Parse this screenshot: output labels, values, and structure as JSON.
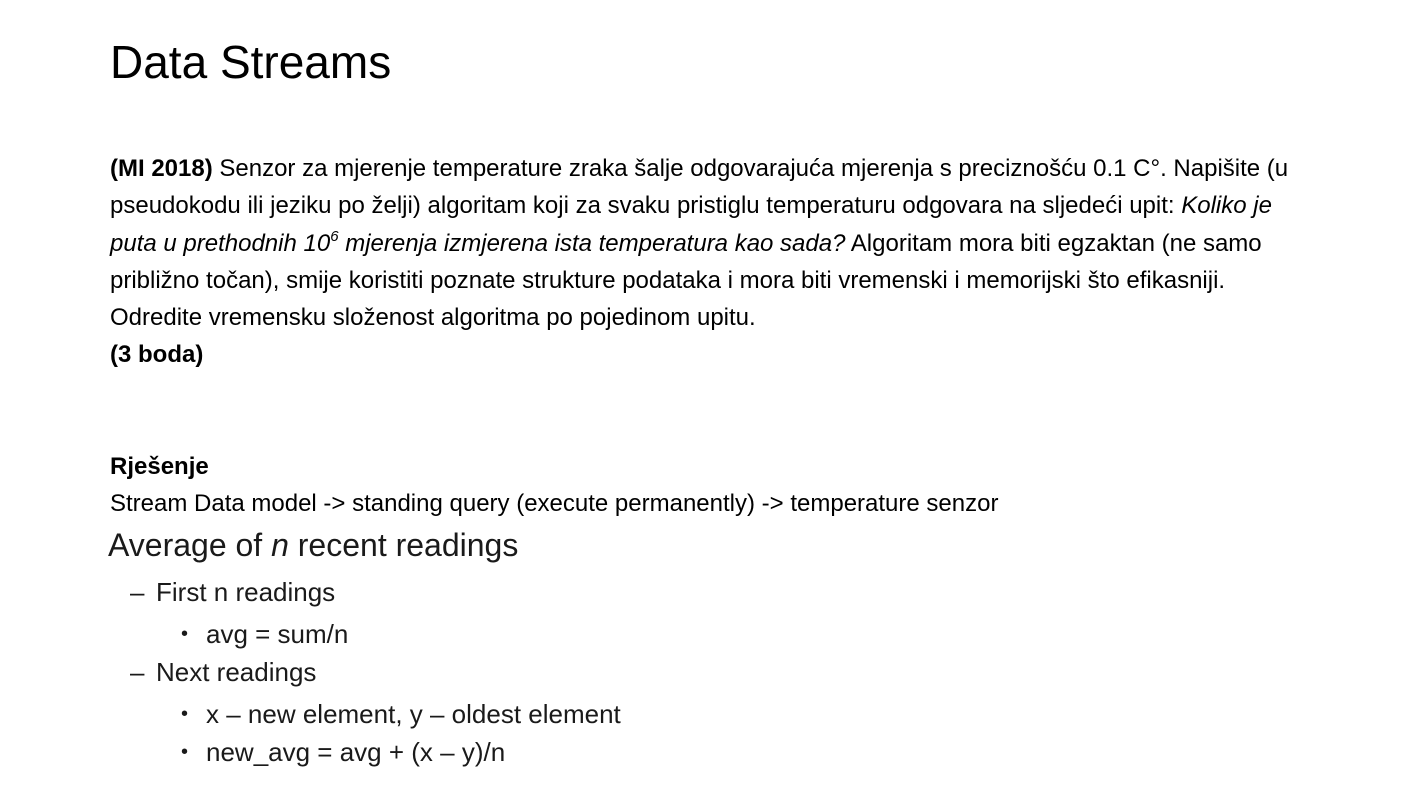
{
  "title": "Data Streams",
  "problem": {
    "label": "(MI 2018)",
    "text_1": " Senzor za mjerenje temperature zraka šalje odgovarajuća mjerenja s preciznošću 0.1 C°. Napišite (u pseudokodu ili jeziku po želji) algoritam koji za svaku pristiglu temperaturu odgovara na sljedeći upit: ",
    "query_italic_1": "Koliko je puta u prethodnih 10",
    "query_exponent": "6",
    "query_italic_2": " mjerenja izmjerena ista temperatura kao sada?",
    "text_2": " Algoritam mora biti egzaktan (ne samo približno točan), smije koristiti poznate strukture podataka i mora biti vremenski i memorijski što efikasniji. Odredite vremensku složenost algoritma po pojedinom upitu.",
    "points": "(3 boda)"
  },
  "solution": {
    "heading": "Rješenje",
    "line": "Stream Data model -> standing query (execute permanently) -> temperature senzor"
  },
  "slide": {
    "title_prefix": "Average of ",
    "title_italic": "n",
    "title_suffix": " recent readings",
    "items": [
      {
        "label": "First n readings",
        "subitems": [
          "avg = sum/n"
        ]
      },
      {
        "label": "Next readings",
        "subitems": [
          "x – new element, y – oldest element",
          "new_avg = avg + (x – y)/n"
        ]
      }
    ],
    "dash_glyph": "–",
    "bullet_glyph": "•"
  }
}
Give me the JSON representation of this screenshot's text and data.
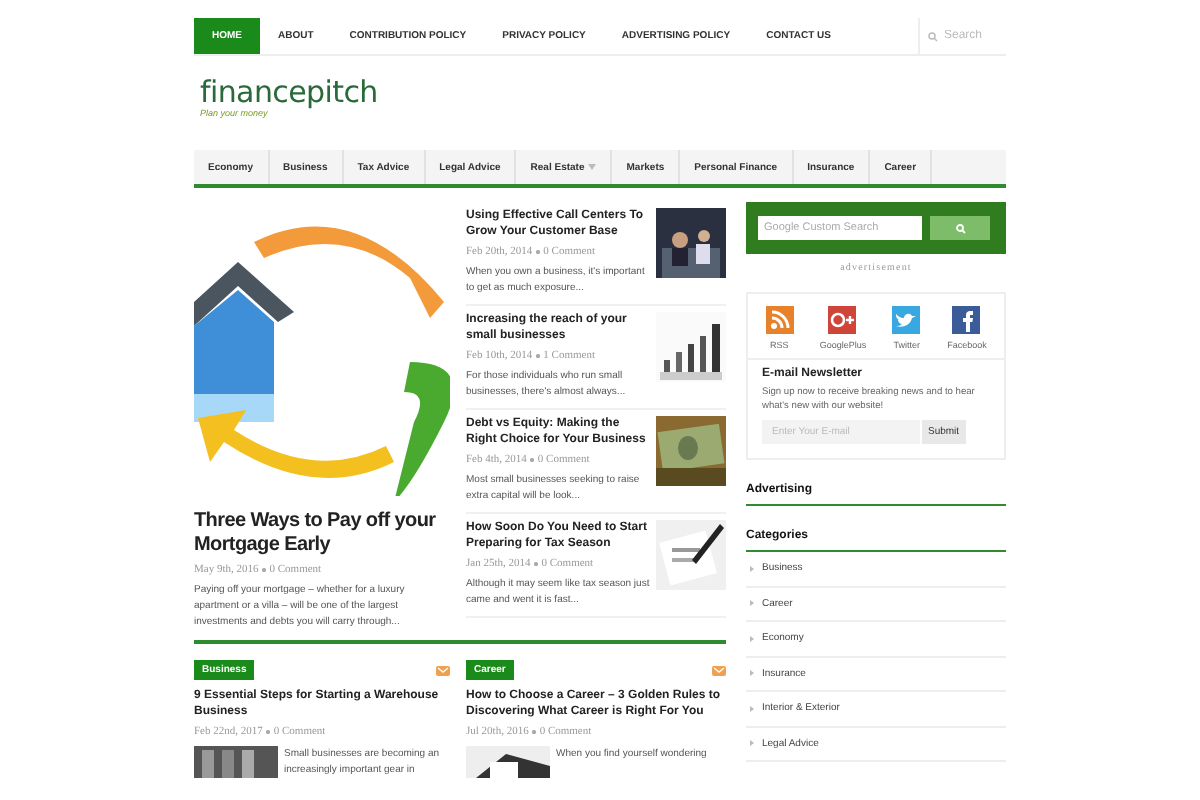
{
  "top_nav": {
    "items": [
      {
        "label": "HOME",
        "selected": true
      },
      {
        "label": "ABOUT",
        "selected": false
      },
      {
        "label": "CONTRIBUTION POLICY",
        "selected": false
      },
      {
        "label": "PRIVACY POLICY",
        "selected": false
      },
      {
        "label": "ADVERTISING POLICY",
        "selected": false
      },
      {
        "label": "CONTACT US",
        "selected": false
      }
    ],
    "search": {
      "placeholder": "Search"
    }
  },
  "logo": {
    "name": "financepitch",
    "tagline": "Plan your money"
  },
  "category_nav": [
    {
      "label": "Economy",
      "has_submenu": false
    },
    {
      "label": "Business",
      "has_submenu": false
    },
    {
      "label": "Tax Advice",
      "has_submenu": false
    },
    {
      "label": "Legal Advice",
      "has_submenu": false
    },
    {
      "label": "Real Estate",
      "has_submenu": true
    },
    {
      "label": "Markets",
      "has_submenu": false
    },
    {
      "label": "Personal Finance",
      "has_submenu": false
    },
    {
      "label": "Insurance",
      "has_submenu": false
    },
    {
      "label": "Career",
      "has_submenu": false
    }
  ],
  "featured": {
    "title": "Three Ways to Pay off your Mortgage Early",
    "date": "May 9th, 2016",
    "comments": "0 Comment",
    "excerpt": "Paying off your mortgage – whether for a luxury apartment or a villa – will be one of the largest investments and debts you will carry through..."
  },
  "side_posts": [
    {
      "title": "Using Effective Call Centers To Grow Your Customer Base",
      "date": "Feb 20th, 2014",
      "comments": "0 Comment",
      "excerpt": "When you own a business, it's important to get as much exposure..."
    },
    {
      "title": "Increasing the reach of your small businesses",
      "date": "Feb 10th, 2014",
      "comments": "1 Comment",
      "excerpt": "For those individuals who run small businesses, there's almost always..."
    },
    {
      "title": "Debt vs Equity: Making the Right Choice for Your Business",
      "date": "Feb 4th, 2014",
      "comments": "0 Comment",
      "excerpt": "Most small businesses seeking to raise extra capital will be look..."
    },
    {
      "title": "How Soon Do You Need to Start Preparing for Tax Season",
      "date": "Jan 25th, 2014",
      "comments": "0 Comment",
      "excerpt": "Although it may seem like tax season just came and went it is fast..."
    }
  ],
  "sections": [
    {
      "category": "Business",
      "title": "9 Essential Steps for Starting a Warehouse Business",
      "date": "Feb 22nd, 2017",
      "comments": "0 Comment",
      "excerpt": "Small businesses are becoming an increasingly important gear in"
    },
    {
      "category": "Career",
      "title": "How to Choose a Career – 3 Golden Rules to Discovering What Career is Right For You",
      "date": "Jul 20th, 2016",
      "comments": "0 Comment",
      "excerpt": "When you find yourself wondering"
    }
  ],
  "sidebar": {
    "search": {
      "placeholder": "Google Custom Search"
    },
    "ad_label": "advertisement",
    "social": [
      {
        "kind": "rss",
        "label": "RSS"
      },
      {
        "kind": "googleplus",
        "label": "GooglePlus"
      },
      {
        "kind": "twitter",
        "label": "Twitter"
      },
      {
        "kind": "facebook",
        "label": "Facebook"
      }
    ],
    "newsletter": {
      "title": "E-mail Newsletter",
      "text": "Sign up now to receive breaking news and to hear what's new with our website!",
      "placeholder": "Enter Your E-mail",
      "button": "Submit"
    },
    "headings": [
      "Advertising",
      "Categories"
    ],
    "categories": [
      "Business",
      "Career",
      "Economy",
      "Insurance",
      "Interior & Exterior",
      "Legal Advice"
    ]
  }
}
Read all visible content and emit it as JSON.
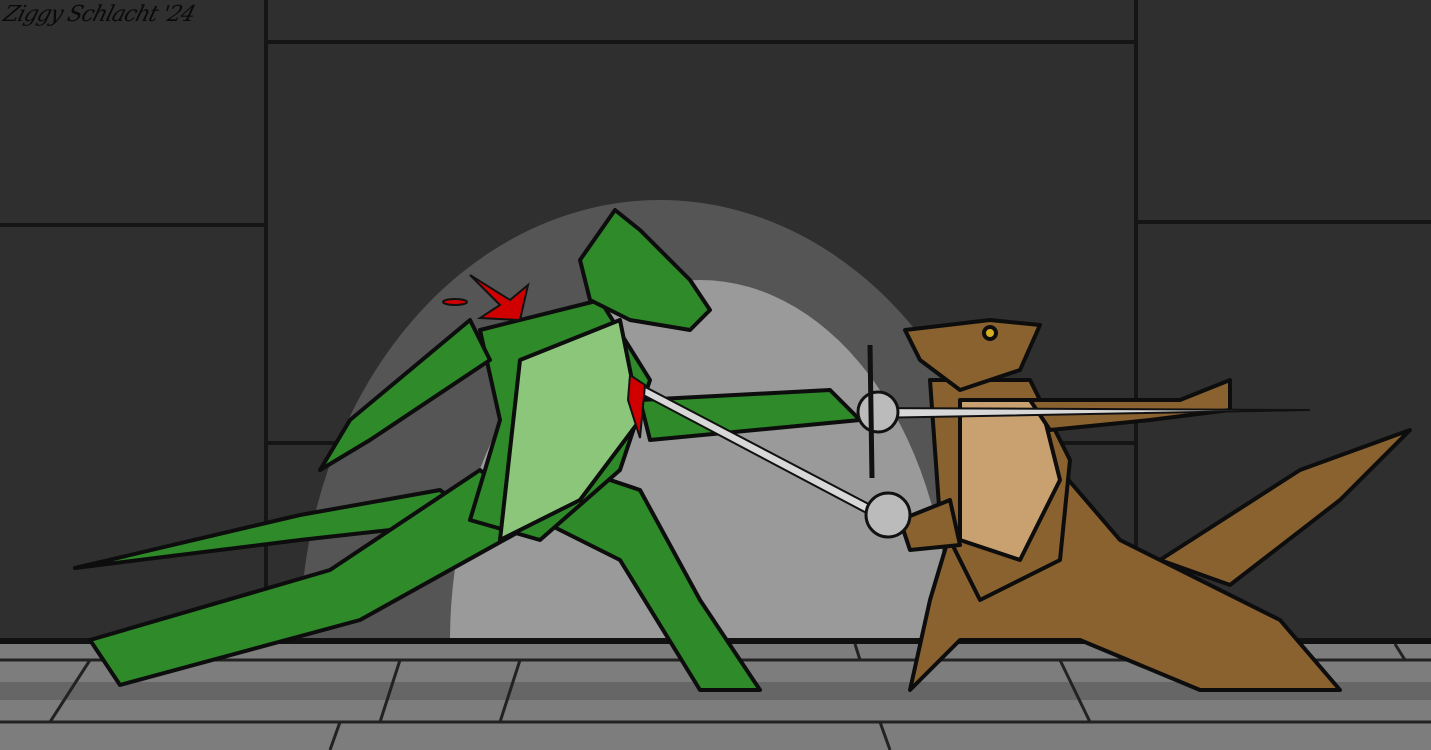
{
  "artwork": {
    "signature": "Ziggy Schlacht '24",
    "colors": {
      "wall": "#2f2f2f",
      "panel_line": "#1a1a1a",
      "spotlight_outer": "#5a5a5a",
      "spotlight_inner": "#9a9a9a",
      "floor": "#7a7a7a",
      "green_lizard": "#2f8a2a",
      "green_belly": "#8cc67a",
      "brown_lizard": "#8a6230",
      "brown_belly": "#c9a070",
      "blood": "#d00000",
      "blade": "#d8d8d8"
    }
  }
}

*****

> Aim of the exercise:
The records above must be printed exactly; the pictures stay out.

> Final result:
Parse this screenshot: output labels, values, and structure as JSON.
{
  "title": "Data Streams",
  "problem": {
    "label": "(MI 2018)",
    "text_1": " Senzor za mjerenje temperature zraka šalje odgovarajuća mjerenja s preciznošću 0.1 C°. Napišite (u pseudokodu ili jeziku po želji) algoritam koji za svaku pristiglu temperaturu odgovara na sljedeći upit: ",
    "query_italic_1": "Koliko je puta u prethodnih 10",
    "query_exponent": "6",
    "query_italic_2": " mjerenja izmjerena ista temperatura kao sada?",
    "text_2": " Algoritam mora biti egzaktan (ne samo približno točan), smije koristiti poznate strukture podataka i mora biti vremenski i memorijski što efikasniji. Odredite vremensku složenost algoritma po pojedinom upitu.",
    "points": "(3 boda)"
  },
  "solution": {
    "heading": "Rješenje",
    "line": "Stream Data model -> standing query (execute permanently) -> temperature senzor"
  },
  "slide": {
    "title_prefix": "Average of ",
    "title_italic": "n",
    "title_suffix": " recent readings",
    "items": [
      {
        "label": "First n readings",
        "subitems": [
          "avg = sum/n"
        ]
      },
      {
        "label": "Next readings",
        "subitems": [
          "x – new element, y – oldest element",
          "new_avg = avg + (x – y)/n"
        ]
      }
    ],
    "dash_glyph": "–",
    "bullet_glyph": "•"
  }
}
Give me the JSON representation of this screenshot's text and data.
{
  "top_nav": {
    "items": [
      {
        "label": "HOME",
        "selected": true
      },
      {
        "label": "ABOUT",
        "selected": false
      },
      {
        "label": "CONTRIBUTION POLICY",
        "selected": false
      },
      {
        "label": "PRIVACY POLICY",
        "selected": false
      },
      {
        "label": "ADVERTISING POLICY",
        "selected": false
      },
      {
        "label": "CONTACT US",
        "selected": false
      }
    ],
    "search": {
      "placeholder": "Search"
    }
  },
  "logo": {
    "name": "financepitch",
    "tagline": "Plan your money"
  },
  "category_nav": [
    {
      "label": "Economy",
      "has_submenu": false
    },
    {
      "label": "Business",
      "has_submenu": false
    },
    {
      "label": "Tax Advice",
      "has_submenu": false
    },
    {
      "label": "Legal Advice",
      "has_submenu": false
    },
    {
      "label": "Real Estate",
      "has_submenu": true
    },
    {
      "label": "Markets",
      "has_submenu": false
    },
    {
      "label": "Personal Finance",
      "has_submenu": false
    },
    {
      "label": "Insurance",
      "has_submenu": false
    },
    {
      "label": "Career",
      "has_submenu": false
    }
  ],
  "featured": {
    "title": "Three Ways to Pay off your Mortgage Early",
    "date": "May 9th, 2016",
    "comments": "0 Comment",
    "excerpt": "Paying off your mortgage – whether for a luxury apartment or a villa – will be one of the largest investments and debts you will carry through..."
  },
  "side_posts": [
    {
      "title": "Using Effective Call Centers To Grow Your Customer Base",
      "date": "Feb 20th, 2014",
      "comments": "0 Comment",
      "excerpt": "When you own a business, it's important to get as much exposure..."
    },
    {
      "title": "Increasing the reach of your small businesses",
      "date": "Feb 10th, 2014",
      "comments": "1 Comment",
      "excerpt": "For those individuals who run small businesses, there's almost always..."
    },
    {
      "title": "Debt vs Equity: Making the Right Choice for Your Business",
      "date": "Feb 4th, 2014",
      "comments": "0 Comment",
      "excerpt": "Most small businesses seeking to raise extra capital will be look..."
    },
    {
      "title": "How Soon Do You Need to Start Preparing for Tax Season",
      "date": "Jan 25th, 2014",
      "comments": "0 Comment",
      "excerpt": "Although it may seem like tax season just came and went it is fast..."
    }
  ],
  "sections": [
    {
      "category": "Business",
      "title": "9 Essential Steps for Starting a Warehouse Business",
      "date": "Feb 22nd, 2017",
      "comments": "0 Comment",
      "excerpt": "Small businesses are becoming an increasingly important gear in"
    },
    {
      "category": "Career",
      "title": "How to Choose a Career – 3 Golden Rules to Discovering What Career is Right For You",
      "date": "Jul 20th, 2016",
      "comments": "0 Comment",
      "excerpt": "When you find yourself wondering"
    }
  ],
  "sidebar": {
    "search": {
      "placeholder": "Google Custom Search"
    },
    "ad_label": "advertisement",
    "social": [
      {
        "kind": "rss",
        "label": "RSS"
      },
      {
        "kind": "googleplus",
        "label": "GooglePlus"
      },
      {
        "kind": "twitter",
        "label": "Twitter"
      },
      {
        "kind": "facebook",
        "label": "Facebook"
      }
    ],
    "newsletter": {
      "title": "E-mail Newsletter",
      "text": "Sign up now to receive breaking news and to hear what's new with our website!",
      "placeholder": "Enter Your E-mail",
      "button": "Submit"
    },
    "headings": [
      "Advertising",
      "Categories"
    ],
    "categories": [
      "Business",
      "Career",
      "Economy",
      "Insurance",
      "Interior & Exterior",
      "Legal Advice"
    ]
  }
}
Read all visible content and emit it as JSON.
{
  "artwork": {
    "signature": "Ziggy Schlacht '24",
    "colors": {
      "wall": "#2f2f2f",
      "panel_line": "#1a1a1a",
      "spotlight_outer": "#5a5a5a",
      "spotlight_inner": "#9a9a9a",
      "floor": "#7a7a7a",
      "green_lizard": "#2f8a2a",
      "green_belly": "#8cc67a",
      "brown_lizard": "#8a6230",
      "brown_belly": "#c9a070",
      "blood": "#d00000",
      "blade": "#d8d8d8"
    }
  }
}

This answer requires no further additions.